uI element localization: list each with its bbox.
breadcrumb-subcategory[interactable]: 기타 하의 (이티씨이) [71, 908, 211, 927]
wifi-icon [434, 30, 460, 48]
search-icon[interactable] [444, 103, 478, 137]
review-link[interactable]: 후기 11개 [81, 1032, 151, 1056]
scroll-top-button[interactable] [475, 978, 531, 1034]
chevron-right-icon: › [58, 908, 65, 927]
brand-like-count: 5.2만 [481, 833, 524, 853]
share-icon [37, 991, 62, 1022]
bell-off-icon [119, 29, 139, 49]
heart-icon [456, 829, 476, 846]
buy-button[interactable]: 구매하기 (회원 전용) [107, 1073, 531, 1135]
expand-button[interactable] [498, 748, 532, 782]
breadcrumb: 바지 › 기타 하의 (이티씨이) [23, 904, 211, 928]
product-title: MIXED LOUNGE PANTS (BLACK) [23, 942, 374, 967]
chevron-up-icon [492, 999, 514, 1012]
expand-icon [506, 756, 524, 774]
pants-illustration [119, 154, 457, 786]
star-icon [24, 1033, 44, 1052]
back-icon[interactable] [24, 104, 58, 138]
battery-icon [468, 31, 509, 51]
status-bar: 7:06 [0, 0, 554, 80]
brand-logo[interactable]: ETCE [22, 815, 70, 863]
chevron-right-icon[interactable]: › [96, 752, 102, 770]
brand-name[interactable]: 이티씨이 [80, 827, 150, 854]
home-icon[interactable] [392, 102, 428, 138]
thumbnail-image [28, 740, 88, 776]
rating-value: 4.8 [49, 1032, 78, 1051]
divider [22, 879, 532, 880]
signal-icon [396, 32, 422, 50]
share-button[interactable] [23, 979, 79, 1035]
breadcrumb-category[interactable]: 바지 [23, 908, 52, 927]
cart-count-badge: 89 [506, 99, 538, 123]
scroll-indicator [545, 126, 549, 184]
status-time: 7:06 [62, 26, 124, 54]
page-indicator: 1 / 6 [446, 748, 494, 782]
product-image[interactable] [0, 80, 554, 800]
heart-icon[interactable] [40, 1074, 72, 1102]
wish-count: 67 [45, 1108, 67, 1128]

━━━

» **Instruction**
Please repeat the rows word for word, starting at the very first one and ending with the one that contains "cart-count-badge: 89 [506, 99, 538, 123]".

» **Answer to the task**
uI element localization: list each with its bbox.
breadcrumb-subcategory[interactable]: 기타 하의 (이티씨이) [71, 908, 211, 927]
wifi-icon [434, 30, 460, 48]
search-icon[interactable] [444, 103, 478, 137]
review-link[interactable]: 후기 11개 [81, 1032, 151, 1056]
scroll-top-button[interactable] [475, 978, 531, 1034]
chevron-right-icon: › [58, 908, 65, 927]
brand-like-count: 5.2만 [481, 833, 524, 853]
share-icon [37, 991, 62, 1022]
bell-off-icon [119, 29, 139, 49]
heart-icon [456, 829, 476, 846]
buy-button[interactable]: 구매하기 (회원 전용) [107, 1073, 531, 1135]
expand-button[interactable] [498, 748, 532, 782]
breadcrumb: 바지 › 기타 하의 (이티씨이) [23, 904, 211, 928]
product-title: MIXED LOUNGE PANTS (BLACK) [23, 942, 374, 967]
chevron-up-icon [492, 999, 514, 1012]
expand-icon [506, 756, 524, 774]
pants-illustration [119, 154, 457, 786]
star-icon [24, 1033, 44, 1052]
back-icon[interactable] [24, 104, 58, 138]
battery-icon [468, 31, 509, 51]
status-bar: 7:06 [0, 0, 554, 80]
brand-logo[interactable]: ETCE [22, 815, 70, 863]
chevron-right-icon[interactable]: › [96, 752, 102, 770]
brand-name[interactable]: 이티씨이 [80, 827, 150, 854]
home-icon[interactable] [392, 102, 428, 138]
thumbnail-image [28, 740, 88, 776]
rating-value: 4.8 [49, 1032, 78, 1051]
divider [22, 879, 532, 880]
signal-icon [396, 32, 422, 50]
share-button[interactable] [23, 979, 79, 1035]
breadcrumb-category[interactable]: 바지 [23, 908, 52, 927]
cart-count-badge: 89 [506, 99, 538, 123]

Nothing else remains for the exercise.